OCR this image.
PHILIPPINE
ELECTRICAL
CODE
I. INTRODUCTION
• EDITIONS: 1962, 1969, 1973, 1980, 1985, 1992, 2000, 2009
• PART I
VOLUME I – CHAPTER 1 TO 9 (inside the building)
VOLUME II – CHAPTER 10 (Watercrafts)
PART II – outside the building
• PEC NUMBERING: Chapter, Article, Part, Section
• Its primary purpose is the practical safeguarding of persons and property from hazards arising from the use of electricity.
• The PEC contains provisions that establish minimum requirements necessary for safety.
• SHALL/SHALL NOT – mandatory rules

> Exercise description: Using the data above, return each line exactly as written.

> The output:
OCR this image.
PHILIPPINE
ELECTRICAL
CODE
I. INTRODUCTION
• EDITIONS: 1962, 1969, 1973, 1980, 1985, 1992, 2000, 2009
• PART I
VOLUME I – CHAPTER 1 TO 9 (inside the building)
VOLUME II – CHAPTER 10 (Watercrafts)
PART II – outside the building
• PEC NUMBERING: Chapter, Article, Part, Section
• Its primary purpose is the practical safeguarding of persons and property from hazards arising from the use of electricity.
• The PEC contains provisions that establish minimum requirements necessary for safety.
• SHALL/SHALL NOT – mandatory rules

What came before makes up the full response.